SET TASK:
Search the records below for the word "muratura". Pull out each line that has it.

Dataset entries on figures
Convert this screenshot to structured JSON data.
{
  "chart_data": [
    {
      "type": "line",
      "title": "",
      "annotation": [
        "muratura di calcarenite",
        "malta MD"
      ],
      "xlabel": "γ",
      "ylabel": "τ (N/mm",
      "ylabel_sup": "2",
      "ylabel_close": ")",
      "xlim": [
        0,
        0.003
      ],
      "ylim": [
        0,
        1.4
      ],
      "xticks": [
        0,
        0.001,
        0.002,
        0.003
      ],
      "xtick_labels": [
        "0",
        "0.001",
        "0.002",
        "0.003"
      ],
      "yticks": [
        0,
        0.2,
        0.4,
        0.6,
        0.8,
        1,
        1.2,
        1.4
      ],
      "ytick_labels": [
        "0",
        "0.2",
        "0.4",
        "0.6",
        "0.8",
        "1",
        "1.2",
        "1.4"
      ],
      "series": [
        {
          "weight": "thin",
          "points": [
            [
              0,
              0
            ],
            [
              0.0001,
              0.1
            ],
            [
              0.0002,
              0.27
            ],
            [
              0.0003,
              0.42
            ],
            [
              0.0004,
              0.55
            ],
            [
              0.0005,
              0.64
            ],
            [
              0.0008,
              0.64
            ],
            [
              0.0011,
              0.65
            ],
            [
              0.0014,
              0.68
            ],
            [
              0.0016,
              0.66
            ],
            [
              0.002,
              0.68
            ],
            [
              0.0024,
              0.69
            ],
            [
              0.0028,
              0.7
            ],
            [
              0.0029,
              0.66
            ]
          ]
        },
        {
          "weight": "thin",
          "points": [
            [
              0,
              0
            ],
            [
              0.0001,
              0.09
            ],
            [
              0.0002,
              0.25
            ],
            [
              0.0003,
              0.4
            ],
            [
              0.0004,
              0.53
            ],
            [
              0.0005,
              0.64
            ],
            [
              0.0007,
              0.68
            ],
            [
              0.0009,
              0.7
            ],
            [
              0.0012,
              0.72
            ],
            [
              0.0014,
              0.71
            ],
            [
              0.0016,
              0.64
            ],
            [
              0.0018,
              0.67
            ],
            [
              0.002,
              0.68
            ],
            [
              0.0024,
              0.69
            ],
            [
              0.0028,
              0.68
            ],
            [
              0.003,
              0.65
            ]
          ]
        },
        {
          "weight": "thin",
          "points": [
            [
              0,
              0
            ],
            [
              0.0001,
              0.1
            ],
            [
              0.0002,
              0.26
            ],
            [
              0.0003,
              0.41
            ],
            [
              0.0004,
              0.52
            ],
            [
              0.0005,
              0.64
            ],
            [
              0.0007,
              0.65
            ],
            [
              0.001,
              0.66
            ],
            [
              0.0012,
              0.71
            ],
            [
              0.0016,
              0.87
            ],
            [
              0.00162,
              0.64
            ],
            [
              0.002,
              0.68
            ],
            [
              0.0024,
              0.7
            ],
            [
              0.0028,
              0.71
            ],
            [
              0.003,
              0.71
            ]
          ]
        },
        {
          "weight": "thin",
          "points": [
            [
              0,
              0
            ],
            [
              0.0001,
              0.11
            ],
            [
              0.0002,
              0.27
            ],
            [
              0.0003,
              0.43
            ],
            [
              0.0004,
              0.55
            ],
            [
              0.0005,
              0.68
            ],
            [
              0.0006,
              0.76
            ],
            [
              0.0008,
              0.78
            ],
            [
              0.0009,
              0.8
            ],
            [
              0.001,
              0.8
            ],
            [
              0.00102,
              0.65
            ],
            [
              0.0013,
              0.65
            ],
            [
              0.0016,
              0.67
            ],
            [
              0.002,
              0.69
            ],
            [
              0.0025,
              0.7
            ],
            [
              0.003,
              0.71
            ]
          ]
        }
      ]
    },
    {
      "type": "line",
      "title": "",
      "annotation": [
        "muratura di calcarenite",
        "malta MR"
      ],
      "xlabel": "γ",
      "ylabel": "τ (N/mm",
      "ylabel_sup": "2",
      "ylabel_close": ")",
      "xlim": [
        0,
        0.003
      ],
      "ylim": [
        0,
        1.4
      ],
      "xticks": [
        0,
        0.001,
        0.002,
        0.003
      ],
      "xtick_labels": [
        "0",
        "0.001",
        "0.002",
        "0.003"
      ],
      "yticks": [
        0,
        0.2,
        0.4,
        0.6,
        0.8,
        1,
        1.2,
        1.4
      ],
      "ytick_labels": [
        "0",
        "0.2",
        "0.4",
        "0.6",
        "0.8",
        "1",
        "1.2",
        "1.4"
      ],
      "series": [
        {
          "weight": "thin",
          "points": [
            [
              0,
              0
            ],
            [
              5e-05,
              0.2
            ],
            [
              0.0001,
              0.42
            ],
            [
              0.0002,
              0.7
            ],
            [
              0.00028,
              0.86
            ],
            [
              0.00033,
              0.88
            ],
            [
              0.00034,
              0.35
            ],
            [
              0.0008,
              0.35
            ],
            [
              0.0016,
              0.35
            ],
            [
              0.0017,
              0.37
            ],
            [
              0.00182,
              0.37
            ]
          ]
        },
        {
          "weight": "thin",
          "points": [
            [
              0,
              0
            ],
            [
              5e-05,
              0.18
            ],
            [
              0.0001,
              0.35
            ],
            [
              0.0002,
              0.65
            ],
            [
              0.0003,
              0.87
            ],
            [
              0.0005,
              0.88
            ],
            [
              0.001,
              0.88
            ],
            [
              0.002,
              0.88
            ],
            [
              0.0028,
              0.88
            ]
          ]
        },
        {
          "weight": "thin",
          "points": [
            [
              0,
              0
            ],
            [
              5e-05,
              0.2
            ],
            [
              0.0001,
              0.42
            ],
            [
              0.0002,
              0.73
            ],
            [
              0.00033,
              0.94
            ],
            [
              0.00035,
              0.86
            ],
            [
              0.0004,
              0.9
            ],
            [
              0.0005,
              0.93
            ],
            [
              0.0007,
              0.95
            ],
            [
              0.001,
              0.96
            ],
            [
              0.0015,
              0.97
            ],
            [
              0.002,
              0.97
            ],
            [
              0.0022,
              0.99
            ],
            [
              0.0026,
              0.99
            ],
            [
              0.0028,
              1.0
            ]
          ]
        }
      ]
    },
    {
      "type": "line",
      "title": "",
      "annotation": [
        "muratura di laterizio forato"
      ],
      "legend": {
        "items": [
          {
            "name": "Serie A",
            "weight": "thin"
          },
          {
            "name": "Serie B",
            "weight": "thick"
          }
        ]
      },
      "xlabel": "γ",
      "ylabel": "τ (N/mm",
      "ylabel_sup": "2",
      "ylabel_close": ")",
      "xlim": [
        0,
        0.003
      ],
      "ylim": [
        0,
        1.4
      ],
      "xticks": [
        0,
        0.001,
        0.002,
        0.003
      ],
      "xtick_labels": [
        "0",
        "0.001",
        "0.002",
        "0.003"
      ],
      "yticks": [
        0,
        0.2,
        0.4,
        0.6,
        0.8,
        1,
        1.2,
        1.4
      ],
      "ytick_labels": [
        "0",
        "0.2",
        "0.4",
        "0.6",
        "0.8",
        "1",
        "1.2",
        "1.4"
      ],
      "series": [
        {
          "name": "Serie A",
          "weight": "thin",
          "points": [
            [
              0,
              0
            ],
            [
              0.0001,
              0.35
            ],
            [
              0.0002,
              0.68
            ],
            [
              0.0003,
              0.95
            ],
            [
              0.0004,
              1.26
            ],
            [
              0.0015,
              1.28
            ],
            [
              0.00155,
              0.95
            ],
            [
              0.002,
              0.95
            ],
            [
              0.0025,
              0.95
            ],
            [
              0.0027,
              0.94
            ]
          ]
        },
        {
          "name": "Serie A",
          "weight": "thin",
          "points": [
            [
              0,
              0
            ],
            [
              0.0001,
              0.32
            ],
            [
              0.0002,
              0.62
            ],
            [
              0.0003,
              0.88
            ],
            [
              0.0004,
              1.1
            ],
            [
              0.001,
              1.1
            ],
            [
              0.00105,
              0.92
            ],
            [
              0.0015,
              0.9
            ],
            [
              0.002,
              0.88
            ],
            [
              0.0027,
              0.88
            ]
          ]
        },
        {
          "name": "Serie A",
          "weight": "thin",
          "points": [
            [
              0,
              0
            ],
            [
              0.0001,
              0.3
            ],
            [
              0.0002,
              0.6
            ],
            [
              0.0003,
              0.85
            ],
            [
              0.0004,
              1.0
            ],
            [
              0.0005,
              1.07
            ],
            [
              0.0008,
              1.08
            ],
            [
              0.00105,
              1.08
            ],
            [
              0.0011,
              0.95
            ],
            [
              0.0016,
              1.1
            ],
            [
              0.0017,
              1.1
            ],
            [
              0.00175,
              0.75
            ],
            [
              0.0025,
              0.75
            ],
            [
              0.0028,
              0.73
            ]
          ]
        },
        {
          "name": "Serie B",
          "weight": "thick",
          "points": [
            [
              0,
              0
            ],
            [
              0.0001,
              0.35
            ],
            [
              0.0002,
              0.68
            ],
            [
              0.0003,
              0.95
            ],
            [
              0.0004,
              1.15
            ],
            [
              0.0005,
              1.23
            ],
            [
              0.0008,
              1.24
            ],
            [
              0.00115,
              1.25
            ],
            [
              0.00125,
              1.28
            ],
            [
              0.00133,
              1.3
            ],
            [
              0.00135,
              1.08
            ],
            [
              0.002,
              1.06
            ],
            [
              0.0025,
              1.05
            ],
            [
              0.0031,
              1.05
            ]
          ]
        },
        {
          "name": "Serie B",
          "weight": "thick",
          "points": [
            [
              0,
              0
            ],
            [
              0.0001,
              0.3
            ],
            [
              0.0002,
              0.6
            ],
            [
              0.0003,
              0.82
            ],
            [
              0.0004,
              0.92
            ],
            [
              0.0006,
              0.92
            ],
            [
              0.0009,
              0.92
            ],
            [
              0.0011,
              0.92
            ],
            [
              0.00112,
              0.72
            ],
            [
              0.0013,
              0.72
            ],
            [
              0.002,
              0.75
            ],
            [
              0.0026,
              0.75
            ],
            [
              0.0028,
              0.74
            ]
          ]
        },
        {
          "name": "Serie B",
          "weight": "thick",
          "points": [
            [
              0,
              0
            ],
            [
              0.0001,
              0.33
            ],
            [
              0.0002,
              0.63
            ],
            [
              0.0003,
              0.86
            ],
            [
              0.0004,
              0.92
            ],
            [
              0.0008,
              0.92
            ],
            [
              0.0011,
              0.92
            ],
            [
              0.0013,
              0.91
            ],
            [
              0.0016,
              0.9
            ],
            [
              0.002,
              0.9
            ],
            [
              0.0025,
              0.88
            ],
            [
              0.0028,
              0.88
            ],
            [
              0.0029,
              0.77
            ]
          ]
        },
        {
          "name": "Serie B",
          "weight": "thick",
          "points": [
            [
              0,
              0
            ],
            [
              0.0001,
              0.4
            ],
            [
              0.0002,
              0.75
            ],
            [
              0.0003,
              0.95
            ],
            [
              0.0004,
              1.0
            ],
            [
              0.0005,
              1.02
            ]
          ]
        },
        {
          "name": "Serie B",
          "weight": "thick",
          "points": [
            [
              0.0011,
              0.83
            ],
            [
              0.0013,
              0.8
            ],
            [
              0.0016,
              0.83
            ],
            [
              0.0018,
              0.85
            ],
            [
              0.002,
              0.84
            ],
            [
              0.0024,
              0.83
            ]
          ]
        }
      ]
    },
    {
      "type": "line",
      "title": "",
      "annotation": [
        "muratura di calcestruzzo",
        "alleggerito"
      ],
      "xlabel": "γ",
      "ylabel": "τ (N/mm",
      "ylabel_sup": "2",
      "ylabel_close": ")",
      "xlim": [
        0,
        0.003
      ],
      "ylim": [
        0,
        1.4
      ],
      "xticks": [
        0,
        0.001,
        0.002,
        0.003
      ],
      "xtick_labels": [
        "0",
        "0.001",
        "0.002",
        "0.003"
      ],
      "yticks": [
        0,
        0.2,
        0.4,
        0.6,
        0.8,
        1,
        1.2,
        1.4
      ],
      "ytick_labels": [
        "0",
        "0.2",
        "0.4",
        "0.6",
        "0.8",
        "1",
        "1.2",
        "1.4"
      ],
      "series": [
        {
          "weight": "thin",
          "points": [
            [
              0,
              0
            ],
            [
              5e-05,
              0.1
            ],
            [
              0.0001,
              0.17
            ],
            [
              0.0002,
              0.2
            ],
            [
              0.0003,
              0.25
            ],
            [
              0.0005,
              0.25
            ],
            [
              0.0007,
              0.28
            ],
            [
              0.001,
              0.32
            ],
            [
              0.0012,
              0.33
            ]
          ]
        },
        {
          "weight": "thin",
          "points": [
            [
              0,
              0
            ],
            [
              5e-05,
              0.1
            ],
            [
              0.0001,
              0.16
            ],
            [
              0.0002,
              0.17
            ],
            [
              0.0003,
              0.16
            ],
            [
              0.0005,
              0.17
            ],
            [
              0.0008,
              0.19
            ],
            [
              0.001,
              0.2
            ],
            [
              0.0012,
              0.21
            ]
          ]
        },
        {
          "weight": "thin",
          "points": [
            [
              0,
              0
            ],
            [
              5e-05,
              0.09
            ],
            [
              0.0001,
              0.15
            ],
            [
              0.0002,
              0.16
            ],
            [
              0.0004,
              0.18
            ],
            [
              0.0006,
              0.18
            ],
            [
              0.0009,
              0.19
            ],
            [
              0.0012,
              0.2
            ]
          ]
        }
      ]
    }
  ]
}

RESPONSE:
        "muratura di calcarenite",
        "muratura di calcarenite",
        "muratura di laterizio forato"
        "muratura di calcestruzzo",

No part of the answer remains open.